» **EXERCISE**: Find the string "kcal" in the entries and copy each line that has it.

(Document layout analysis data)
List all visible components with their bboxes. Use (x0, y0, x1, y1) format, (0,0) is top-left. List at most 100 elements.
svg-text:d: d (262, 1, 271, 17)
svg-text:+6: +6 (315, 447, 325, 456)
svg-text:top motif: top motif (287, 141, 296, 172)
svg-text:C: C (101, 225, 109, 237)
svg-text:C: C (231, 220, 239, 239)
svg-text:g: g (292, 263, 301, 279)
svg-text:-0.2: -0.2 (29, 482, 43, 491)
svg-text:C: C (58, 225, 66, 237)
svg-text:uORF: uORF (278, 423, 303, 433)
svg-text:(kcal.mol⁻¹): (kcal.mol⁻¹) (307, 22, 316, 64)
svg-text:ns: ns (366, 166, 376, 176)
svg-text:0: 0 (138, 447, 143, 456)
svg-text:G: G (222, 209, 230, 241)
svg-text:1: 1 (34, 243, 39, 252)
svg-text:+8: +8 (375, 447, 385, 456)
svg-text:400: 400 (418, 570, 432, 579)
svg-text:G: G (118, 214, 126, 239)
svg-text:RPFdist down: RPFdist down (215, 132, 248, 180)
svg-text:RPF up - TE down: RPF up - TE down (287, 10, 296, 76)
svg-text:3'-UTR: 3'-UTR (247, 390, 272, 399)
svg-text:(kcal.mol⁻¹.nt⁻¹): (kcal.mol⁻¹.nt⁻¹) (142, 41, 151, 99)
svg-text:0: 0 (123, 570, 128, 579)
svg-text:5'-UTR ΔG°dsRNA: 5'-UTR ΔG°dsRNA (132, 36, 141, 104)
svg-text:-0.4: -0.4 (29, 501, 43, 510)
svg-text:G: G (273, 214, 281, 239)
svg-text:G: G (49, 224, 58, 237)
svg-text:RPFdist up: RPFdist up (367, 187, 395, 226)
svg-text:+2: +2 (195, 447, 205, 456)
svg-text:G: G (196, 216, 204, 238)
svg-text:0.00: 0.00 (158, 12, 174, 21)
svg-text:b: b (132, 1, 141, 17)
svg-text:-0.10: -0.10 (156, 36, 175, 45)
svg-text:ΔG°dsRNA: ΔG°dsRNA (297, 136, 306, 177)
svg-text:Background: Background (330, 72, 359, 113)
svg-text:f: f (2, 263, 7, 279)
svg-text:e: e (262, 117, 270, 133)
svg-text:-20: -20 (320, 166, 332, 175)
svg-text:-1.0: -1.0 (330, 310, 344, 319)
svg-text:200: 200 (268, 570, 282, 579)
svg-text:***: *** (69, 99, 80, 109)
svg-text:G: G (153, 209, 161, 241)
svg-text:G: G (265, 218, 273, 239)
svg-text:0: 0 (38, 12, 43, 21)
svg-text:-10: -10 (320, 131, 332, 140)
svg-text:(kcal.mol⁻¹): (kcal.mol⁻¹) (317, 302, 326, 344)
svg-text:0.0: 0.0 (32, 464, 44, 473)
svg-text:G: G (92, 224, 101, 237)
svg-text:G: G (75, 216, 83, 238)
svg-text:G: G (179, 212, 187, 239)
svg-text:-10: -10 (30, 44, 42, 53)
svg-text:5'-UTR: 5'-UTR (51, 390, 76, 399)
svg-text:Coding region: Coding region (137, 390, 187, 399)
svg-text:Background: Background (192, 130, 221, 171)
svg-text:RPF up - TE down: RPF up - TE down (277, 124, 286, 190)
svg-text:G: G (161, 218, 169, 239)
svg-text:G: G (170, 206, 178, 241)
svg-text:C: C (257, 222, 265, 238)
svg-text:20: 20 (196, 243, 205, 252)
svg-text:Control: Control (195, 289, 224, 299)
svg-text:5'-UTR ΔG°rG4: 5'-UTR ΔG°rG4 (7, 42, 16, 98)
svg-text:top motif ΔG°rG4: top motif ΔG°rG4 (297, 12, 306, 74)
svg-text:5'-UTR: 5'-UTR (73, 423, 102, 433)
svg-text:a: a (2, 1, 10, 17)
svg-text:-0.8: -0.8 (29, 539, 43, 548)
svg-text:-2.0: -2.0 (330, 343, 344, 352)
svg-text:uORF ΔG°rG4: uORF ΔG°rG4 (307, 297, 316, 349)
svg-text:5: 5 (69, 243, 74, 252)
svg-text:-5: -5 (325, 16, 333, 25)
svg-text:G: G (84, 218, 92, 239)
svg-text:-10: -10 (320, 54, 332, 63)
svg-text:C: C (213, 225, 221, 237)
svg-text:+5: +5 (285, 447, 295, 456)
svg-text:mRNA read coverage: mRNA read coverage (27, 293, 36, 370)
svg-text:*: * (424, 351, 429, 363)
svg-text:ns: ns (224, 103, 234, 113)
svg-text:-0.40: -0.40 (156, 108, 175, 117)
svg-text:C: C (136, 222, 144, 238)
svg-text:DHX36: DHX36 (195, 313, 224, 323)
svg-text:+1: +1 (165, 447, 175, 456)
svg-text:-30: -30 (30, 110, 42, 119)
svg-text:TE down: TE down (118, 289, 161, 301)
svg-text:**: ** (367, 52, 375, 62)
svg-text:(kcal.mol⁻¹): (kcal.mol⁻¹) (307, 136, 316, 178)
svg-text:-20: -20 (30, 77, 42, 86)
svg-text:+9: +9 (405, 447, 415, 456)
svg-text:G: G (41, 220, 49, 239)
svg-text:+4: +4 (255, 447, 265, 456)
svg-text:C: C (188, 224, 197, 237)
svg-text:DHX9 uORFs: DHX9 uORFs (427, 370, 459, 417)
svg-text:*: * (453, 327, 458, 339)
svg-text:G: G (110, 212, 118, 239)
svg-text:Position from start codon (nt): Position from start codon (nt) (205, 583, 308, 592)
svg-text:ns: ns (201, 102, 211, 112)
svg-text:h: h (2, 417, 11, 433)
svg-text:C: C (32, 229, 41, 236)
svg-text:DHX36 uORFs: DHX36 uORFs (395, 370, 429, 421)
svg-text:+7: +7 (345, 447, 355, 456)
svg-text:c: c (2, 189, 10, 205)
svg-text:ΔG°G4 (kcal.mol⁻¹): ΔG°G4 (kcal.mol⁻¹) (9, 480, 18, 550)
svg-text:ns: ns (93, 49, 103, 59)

» **ANSWER TO THIS PROBLEM**:
svg-text:(kcal.mol⁻¹): (kcal.mol⁻¹) (307, 22, 316, 64)
svg-text:(kcal.mol⁻¹.nt⁻¹): (kcal.mol⁻¹.nt⁻¹) (142, 41, 151, 99)
svg-text:(kcal.mol⁻¹): (kcal.mol⁻¹) (317, 302, 326, 344)
svg-text:(kcal.mol⁻¹): (kcal.mol⁻¹) (307, 136, 316, 178)
svg-text:ΔG°G4 (kcal.mol⁻¹): ΔG°G4 (kcal.mol⁻¹) (9, 480, 18, 550)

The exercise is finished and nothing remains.